### Exercise description
Reproduce each line bearing the word "name".

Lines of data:
┄┄┄┄┄┄

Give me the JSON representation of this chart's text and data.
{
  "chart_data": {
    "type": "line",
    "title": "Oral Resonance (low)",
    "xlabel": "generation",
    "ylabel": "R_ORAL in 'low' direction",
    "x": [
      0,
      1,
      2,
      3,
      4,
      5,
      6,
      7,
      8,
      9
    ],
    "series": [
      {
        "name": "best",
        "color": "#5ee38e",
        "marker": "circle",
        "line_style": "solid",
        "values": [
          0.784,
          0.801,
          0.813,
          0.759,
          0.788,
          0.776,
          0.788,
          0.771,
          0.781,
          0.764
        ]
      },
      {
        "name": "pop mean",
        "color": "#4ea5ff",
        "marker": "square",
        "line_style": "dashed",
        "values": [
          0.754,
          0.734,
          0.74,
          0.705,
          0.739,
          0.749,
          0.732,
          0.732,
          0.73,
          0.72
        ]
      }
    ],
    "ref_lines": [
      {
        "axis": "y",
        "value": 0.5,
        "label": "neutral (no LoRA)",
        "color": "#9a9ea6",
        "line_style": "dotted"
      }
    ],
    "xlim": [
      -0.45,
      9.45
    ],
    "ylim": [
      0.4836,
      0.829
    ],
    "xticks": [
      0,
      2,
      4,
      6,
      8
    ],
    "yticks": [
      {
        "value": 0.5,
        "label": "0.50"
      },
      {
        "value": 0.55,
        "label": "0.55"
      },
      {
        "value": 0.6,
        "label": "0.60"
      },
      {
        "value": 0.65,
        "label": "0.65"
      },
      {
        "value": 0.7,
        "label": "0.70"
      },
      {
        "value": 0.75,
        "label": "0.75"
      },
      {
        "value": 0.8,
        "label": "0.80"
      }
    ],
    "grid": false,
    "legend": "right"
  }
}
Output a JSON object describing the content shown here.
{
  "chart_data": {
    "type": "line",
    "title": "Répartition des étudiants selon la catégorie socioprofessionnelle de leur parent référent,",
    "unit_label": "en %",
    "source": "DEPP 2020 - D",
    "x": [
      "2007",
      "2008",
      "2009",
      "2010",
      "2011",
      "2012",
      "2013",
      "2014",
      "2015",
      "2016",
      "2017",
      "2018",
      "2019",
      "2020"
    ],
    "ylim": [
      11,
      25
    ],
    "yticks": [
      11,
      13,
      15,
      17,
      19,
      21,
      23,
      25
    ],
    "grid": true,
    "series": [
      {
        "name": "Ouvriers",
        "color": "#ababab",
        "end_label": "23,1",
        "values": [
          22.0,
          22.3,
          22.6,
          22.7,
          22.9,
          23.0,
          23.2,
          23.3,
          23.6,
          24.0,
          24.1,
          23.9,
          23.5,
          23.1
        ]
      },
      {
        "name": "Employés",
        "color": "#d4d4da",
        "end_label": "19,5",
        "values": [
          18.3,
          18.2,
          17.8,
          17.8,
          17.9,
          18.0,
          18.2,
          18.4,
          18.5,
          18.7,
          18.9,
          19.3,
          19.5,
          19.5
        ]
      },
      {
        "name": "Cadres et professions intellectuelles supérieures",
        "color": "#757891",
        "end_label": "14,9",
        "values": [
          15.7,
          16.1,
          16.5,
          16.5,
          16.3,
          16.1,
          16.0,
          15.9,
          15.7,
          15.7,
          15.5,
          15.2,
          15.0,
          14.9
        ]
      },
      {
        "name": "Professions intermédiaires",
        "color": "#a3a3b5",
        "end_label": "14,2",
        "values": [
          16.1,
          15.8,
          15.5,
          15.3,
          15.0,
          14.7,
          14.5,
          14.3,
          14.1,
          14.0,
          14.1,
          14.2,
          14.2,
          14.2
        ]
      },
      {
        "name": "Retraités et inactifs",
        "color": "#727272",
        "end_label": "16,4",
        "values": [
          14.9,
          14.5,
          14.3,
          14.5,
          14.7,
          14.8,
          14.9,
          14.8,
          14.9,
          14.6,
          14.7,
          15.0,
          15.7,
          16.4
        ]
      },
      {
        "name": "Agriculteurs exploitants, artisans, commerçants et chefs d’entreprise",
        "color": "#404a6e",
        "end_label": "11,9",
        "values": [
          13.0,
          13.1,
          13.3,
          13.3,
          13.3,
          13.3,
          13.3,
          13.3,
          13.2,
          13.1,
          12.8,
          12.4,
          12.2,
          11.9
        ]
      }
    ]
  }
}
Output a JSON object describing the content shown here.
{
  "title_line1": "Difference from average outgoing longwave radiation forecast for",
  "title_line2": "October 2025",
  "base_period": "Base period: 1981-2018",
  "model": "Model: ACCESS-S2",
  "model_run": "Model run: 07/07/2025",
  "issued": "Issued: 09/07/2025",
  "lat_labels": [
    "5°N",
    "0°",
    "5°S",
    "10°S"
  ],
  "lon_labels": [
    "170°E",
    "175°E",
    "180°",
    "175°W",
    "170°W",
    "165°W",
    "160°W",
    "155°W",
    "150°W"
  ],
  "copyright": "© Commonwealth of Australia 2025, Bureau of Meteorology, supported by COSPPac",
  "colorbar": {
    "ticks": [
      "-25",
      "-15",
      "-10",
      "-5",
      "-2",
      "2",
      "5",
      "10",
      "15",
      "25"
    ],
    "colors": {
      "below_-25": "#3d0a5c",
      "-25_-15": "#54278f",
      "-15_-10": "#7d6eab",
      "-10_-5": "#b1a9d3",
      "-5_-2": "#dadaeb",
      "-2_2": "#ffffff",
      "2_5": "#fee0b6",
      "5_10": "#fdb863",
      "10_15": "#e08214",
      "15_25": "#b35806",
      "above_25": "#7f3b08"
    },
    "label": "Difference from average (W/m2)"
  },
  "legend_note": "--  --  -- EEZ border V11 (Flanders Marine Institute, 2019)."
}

┄┄┄┄┄┄

### Reply
        "name": "best",
        "name": "pop mean",
        "name": "Ouvriers",
        "name": "Employés",
        "name": "Cadres et professions intellectuelles supérieures",
        "name": "Professions intermédiaires",
        "name": "Retraités et inactifs",
        "name": "Agriculteurs exploitants, artisans, commerçants et chefs d’entreprise",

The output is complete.